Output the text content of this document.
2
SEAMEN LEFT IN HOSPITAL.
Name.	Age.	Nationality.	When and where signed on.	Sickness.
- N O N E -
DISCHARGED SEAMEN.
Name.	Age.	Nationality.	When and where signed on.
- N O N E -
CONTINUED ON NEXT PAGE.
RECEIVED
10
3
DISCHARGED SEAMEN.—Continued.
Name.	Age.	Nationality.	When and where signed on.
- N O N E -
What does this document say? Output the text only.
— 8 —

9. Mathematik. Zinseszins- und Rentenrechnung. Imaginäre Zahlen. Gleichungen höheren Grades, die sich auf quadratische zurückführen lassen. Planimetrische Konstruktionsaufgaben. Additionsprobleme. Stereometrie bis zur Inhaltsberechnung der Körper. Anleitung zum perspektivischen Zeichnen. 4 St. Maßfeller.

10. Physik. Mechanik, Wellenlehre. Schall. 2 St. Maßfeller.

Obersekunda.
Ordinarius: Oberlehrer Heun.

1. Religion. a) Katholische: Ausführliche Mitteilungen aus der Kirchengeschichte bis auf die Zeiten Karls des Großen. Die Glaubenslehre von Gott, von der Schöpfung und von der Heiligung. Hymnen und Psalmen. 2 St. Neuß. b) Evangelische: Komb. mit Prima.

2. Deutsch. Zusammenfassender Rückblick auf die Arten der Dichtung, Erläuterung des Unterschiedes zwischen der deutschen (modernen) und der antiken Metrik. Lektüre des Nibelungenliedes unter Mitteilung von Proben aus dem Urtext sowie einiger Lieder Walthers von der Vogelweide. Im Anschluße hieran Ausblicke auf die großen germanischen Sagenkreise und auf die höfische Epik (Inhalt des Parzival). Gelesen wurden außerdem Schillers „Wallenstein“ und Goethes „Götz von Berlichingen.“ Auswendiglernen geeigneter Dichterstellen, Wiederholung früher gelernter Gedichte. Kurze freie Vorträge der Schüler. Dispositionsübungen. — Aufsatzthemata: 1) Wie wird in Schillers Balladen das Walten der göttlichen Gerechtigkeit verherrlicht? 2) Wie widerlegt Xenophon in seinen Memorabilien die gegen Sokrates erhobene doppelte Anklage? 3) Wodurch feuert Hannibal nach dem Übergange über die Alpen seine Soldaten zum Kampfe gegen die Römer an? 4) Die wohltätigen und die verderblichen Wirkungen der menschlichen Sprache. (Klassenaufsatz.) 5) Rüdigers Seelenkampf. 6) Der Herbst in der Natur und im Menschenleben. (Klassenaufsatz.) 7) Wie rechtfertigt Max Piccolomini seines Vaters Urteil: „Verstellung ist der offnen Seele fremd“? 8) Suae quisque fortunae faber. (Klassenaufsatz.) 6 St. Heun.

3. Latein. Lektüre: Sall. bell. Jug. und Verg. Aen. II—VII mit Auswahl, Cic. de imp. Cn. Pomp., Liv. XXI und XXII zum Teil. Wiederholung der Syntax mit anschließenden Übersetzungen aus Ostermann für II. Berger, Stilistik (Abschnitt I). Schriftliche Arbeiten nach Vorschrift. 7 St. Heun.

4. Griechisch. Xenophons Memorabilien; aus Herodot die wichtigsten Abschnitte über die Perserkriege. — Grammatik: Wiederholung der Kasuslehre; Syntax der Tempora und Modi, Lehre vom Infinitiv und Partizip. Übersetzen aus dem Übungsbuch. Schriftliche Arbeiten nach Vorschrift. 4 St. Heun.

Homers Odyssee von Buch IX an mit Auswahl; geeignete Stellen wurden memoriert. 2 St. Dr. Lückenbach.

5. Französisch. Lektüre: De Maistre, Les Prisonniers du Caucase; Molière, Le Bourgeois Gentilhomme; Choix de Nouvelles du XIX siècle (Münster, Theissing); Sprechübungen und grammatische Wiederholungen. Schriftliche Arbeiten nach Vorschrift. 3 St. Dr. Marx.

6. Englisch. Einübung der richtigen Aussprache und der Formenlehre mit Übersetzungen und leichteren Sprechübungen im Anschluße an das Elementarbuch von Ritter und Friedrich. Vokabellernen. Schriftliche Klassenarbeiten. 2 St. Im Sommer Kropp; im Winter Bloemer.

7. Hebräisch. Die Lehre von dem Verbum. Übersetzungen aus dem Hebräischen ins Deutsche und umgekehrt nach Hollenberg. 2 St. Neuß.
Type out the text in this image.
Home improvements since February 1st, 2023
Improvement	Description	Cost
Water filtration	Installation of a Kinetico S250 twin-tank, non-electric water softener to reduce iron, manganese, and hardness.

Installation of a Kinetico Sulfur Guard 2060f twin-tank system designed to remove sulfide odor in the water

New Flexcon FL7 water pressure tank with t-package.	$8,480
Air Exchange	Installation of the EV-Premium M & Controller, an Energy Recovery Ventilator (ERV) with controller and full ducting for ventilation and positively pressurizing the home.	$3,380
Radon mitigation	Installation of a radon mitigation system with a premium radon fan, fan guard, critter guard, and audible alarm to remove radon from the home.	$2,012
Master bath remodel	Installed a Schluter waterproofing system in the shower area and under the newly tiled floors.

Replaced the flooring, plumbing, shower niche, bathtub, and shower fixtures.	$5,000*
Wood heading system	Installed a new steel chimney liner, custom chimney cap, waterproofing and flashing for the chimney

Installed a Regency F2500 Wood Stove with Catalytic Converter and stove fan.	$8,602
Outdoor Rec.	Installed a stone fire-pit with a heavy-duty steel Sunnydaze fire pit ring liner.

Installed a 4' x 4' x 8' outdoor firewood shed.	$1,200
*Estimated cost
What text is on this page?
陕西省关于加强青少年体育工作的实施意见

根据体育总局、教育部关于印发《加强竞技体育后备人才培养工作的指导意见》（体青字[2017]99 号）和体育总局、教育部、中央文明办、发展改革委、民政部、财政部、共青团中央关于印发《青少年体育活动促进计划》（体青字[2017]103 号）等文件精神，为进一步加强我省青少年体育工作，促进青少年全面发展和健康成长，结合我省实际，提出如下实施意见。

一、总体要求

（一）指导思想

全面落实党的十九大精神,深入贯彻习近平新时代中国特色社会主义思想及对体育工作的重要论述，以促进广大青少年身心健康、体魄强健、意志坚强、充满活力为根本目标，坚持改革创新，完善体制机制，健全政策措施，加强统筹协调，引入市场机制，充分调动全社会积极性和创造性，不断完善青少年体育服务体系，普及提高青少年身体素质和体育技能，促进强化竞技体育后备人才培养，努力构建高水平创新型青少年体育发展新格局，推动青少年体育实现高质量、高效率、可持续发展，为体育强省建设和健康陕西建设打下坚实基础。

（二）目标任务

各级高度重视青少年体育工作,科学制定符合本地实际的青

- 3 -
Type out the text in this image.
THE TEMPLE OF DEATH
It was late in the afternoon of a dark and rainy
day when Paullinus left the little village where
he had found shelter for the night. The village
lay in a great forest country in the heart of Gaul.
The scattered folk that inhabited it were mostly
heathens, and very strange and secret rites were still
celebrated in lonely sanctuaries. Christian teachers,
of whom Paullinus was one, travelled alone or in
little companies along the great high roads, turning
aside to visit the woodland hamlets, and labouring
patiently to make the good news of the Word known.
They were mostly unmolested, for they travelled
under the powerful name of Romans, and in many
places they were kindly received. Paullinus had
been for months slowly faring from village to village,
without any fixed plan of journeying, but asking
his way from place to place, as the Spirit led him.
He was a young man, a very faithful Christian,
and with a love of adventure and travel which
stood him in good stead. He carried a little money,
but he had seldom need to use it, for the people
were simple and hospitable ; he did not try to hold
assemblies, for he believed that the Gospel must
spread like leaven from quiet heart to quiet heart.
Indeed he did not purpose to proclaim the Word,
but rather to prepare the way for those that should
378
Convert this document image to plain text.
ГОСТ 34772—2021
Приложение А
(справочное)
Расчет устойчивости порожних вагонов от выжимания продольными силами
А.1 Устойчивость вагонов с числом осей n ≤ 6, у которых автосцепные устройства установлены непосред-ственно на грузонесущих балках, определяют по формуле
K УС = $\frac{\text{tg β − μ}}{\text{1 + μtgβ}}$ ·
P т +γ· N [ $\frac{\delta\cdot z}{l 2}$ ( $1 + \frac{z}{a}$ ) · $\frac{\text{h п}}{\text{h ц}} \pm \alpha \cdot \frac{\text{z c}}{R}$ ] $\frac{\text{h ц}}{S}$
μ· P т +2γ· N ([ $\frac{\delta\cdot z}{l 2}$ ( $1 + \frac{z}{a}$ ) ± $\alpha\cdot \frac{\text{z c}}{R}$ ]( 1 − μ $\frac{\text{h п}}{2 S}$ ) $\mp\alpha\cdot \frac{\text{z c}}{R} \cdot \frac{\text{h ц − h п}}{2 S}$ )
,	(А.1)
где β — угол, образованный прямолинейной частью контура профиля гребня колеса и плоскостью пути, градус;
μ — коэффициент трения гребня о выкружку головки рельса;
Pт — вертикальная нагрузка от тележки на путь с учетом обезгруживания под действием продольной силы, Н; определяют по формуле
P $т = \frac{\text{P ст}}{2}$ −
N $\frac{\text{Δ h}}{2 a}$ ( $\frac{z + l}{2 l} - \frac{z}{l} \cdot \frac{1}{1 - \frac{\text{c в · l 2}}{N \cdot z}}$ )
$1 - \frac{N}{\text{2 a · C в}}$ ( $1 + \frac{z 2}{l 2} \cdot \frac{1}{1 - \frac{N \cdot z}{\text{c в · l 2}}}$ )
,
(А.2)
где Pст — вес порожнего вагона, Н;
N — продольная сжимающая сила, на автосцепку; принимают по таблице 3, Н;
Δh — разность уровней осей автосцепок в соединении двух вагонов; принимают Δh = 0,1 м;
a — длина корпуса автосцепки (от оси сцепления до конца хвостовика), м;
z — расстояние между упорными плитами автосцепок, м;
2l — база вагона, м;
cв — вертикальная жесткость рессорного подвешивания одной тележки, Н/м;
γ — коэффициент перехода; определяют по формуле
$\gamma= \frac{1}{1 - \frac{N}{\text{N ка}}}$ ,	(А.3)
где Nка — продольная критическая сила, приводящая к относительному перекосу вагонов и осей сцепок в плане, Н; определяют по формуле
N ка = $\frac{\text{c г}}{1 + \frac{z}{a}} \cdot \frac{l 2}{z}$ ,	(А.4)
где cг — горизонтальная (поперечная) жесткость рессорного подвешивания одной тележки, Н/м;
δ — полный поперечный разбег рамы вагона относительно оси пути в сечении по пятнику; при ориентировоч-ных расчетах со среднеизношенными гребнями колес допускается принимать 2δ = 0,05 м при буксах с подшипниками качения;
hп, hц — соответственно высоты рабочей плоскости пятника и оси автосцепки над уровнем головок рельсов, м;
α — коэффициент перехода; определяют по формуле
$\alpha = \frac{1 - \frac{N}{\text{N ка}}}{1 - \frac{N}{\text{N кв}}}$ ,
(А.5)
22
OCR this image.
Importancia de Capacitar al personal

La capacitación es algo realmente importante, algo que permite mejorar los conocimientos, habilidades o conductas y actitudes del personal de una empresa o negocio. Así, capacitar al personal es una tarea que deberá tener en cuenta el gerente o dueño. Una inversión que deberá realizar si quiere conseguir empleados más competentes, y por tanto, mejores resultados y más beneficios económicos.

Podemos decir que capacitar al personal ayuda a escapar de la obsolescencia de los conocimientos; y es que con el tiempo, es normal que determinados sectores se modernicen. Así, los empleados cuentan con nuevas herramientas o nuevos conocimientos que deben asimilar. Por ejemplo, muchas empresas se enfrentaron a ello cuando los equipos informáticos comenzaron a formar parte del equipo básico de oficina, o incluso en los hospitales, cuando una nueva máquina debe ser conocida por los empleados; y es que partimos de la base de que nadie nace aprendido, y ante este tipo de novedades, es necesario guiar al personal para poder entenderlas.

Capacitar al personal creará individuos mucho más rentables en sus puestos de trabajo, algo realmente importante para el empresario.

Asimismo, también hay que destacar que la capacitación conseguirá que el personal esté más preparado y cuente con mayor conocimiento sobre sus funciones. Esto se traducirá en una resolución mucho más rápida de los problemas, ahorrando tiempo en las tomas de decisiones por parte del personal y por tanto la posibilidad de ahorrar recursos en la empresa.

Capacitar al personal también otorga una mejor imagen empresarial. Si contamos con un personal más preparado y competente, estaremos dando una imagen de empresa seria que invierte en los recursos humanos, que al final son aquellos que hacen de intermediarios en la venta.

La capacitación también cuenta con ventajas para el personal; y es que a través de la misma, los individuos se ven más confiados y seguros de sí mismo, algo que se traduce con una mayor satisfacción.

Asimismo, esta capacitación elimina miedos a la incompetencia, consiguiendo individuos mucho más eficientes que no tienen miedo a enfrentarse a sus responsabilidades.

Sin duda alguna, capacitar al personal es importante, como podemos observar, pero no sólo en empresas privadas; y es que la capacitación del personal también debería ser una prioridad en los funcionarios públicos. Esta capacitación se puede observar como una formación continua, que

⁂

▶ _Stated exercise_: Within the material above, find the lines that contain the word "were"; copy them.

▶ _Worked solution_:
The scattered folk that inhabited it were mostly
heathens, and very strange and secret rites were still
They were mostly unmolested, for they travelled
places they were kindly received. Paullinus had
were simple and hospitable ; he did not try to hold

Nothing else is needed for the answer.